*Problem to work on*: Extract, from the records beneath this instruction, each line that contains the word "Paul".

*Material for the task*:
•••••

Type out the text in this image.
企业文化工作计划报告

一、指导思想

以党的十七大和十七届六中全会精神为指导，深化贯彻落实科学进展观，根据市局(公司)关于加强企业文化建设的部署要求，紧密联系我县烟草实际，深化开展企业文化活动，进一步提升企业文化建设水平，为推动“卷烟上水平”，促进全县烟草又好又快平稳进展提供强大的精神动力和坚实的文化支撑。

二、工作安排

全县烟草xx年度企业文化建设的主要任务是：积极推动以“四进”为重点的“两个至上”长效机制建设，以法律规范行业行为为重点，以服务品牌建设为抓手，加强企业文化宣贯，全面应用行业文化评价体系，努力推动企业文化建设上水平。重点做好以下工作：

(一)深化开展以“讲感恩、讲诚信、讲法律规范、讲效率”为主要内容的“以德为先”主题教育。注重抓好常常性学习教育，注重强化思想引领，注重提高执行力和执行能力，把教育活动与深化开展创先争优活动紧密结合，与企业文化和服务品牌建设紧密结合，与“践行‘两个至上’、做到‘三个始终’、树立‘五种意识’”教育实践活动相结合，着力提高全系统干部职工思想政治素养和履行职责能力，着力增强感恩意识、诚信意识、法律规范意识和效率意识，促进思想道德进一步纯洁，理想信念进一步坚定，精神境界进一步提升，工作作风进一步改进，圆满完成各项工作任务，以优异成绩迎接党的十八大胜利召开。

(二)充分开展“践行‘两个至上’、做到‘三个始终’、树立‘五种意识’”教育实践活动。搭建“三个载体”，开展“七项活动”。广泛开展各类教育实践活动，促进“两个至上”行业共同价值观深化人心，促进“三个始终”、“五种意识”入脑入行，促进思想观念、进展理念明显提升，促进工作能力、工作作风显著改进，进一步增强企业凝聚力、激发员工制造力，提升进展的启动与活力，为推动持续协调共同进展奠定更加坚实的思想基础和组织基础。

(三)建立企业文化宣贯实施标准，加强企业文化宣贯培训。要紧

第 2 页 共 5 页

•••••

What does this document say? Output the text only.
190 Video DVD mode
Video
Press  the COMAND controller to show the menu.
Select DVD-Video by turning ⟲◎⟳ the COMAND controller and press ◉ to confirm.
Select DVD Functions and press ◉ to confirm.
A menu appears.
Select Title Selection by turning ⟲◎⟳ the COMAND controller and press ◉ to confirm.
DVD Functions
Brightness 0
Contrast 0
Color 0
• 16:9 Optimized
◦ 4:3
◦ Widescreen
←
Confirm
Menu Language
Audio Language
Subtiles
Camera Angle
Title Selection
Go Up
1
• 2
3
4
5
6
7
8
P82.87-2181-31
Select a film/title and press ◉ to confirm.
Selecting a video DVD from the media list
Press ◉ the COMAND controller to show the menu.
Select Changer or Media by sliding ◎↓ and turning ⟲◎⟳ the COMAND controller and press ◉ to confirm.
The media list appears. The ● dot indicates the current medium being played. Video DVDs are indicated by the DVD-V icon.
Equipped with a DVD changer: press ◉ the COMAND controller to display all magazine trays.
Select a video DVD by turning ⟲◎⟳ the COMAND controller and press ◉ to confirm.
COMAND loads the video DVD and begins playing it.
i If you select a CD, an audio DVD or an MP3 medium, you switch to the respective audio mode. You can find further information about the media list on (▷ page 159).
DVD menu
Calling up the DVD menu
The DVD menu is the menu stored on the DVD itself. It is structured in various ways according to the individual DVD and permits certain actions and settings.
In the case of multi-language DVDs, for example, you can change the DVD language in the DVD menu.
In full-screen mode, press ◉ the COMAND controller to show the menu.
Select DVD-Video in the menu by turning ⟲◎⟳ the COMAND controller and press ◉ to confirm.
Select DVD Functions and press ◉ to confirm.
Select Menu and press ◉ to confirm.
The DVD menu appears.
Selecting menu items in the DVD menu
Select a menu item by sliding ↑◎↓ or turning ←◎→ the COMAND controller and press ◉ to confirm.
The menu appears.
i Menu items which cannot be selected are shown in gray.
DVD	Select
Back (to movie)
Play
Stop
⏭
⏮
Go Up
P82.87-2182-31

•••••

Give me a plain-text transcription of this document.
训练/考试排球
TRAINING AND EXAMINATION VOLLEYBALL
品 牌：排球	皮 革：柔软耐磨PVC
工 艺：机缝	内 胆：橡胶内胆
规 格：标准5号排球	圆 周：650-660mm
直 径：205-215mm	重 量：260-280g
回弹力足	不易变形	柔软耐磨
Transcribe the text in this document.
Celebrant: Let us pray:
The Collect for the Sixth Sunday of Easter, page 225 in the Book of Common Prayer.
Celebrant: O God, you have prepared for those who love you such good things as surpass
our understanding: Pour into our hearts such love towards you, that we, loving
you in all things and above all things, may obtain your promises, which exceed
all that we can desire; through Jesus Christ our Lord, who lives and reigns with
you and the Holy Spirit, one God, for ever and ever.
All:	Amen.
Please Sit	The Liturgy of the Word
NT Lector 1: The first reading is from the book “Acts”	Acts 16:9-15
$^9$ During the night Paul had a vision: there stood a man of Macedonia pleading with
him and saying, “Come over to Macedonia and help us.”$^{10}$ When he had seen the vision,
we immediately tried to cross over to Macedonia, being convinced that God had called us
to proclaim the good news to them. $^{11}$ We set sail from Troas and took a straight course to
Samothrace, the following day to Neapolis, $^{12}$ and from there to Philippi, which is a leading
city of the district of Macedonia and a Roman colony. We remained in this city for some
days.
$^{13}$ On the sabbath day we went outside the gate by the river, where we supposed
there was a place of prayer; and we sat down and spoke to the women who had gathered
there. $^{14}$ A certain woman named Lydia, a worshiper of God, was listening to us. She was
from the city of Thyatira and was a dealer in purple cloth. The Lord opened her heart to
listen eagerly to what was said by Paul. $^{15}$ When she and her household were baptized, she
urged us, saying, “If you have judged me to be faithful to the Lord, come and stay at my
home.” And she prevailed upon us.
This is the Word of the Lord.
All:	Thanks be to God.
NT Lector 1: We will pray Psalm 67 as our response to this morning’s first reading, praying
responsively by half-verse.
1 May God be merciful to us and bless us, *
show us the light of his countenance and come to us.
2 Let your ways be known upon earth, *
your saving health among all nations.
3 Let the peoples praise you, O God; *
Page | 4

•••••

*Worked solution*:
$^9$ During the night Paul had a vision: there stood a man of Macedonia pleading with
listen eagerly to what was said by Paul. $^{15}$ When she and her household were baptized, she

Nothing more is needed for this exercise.